[Collected data]
- - -
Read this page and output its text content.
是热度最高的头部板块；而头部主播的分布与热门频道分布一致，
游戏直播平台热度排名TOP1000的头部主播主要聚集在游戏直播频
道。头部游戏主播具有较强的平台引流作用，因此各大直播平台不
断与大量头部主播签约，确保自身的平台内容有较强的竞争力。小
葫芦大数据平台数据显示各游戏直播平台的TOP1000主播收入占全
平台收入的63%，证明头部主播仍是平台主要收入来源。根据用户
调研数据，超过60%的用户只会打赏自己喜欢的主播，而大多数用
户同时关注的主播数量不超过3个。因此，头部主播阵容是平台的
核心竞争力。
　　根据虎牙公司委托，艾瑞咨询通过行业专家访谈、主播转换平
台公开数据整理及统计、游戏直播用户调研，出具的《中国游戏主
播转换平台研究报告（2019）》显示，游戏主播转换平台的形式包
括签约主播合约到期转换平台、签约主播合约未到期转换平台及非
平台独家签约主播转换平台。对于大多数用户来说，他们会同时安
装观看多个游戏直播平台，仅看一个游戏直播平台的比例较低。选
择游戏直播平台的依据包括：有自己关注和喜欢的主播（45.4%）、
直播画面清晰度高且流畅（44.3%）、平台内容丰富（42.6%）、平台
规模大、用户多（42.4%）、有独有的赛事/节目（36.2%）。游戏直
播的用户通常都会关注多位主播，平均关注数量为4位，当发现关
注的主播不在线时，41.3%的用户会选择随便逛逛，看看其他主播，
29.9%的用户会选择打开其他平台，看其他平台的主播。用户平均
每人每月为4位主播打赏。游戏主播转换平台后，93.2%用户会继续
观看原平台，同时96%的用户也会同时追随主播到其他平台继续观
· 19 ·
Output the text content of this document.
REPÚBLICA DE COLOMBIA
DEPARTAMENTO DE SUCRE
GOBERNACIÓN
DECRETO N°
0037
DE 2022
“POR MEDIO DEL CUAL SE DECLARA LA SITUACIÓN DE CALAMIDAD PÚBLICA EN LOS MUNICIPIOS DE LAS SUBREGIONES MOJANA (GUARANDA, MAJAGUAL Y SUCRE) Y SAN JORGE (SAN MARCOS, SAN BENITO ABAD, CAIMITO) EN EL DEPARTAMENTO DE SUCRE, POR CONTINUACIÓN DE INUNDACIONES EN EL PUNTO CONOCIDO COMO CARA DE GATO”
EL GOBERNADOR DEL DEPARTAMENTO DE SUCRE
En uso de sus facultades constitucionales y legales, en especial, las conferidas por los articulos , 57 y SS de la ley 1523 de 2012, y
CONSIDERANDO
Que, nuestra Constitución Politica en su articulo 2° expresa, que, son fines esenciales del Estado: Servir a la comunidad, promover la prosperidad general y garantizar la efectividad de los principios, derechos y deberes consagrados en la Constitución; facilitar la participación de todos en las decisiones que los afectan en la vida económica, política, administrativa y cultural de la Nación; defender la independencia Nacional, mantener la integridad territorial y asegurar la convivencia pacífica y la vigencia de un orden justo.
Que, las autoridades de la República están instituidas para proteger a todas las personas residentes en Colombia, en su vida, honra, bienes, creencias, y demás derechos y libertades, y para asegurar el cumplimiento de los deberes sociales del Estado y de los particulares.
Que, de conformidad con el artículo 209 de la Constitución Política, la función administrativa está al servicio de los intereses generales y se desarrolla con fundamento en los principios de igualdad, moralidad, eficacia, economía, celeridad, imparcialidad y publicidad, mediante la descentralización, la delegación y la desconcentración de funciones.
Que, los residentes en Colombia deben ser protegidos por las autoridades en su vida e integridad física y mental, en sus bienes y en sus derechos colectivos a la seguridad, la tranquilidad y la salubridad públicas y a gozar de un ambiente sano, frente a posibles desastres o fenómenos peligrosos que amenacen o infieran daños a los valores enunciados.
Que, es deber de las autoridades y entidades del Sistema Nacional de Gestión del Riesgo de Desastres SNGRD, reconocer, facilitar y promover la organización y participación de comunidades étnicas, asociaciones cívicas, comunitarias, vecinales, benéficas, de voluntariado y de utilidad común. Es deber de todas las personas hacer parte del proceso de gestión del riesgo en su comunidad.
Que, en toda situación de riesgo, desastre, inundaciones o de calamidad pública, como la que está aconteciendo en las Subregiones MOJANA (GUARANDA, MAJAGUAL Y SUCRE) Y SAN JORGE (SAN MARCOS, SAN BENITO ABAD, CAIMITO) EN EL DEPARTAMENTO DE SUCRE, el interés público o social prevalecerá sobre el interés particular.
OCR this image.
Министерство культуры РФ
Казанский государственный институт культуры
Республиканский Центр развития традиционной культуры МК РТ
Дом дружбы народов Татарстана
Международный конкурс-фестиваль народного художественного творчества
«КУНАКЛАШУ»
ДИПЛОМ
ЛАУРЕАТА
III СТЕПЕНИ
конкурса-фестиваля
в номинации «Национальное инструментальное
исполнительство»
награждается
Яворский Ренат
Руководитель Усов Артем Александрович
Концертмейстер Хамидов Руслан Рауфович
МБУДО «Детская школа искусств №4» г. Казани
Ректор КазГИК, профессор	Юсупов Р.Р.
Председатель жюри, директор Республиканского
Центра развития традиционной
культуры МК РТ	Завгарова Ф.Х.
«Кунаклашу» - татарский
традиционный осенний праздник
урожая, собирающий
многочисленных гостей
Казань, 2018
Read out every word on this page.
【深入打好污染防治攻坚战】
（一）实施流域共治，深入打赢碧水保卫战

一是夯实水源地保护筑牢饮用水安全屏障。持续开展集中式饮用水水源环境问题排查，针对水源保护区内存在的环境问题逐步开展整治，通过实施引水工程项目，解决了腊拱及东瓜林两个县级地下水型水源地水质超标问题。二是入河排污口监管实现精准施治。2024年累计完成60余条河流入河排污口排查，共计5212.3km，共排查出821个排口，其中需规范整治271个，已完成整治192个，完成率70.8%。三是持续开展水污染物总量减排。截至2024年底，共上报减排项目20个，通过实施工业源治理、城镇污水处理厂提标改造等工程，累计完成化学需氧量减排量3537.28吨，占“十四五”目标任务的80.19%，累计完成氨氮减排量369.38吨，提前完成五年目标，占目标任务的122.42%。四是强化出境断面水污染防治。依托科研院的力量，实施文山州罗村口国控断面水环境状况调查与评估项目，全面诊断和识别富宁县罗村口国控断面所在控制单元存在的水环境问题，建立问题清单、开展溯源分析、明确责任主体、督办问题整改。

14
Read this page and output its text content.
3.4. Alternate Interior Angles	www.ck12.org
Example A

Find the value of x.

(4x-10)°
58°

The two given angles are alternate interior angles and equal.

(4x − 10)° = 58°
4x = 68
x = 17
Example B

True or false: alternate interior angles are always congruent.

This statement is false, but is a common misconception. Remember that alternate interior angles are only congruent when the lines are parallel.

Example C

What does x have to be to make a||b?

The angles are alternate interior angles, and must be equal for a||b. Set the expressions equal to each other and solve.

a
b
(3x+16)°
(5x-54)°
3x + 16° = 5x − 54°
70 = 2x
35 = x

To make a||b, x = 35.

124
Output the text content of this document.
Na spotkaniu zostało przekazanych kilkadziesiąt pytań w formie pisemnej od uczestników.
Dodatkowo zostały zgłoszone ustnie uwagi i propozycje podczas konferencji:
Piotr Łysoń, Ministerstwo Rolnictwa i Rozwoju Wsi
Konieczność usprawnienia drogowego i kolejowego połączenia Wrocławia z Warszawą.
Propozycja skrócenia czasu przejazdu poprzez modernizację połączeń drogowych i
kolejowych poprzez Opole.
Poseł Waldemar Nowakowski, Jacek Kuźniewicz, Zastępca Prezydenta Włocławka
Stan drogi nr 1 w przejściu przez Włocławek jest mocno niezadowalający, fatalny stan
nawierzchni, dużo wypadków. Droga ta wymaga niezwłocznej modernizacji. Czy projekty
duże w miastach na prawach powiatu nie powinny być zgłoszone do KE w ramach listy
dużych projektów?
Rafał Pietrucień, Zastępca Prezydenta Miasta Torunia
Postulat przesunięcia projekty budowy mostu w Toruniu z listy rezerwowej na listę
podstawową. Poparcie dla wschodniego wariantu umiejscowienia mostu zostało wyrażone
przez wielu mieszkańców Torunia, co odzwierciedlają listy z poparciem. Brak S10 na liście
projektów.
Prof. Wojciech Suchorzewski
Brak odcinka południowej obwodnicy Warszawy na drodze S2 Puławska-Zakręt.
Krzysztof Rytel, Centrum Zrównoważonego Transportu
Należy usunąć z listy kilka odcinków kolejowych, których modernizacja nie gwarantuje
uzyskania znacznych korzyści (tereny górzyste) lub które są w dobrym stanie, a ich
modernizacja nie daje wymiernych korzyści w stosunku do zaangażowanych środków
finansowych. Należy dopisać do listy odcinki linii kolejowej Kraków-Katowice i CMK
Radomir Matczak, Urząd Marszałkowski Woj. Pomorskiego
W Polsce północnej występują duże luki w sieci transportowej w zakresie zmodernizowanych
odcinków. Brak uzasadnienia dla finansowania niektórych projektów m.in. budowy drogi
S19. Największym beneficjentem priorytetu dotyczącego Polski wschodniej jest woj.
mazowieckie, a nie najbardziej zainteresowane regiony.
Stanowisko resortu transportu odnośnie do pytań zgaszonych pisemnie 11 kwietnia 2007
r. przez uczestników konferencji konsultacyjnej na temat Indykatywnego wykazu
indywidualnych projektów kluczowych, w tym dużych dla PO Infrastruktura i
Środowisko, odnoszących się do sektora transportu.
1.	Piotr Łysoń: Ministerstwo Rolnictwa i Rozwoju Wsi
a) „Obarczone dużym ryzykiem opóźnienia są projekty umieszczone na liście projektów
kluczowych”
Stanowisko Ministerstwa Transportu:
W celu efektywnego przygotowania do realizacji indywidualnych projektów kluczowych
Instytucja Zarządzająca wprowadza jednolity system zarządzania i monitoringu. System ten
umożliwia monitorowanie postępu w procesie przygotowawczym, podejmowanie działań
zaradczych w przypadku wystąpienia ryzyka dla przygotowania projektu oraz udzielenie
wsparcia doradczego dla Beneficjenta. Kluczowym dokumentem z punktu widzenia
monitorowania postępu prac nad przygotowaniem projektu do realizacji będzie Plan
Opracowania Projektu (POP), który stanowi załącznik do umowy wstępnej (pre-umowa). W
- - -
#### [Task details]
Pick out each line that holds the string "Łysoń".

#### [Response to this exercise]
Piotr Łysoń, Ministerstwo Rolnictwa i Rozwoju Wsi
1.	Piotr Łysoń: Ministerstwo Rolnictwa i Rozwoju Wsi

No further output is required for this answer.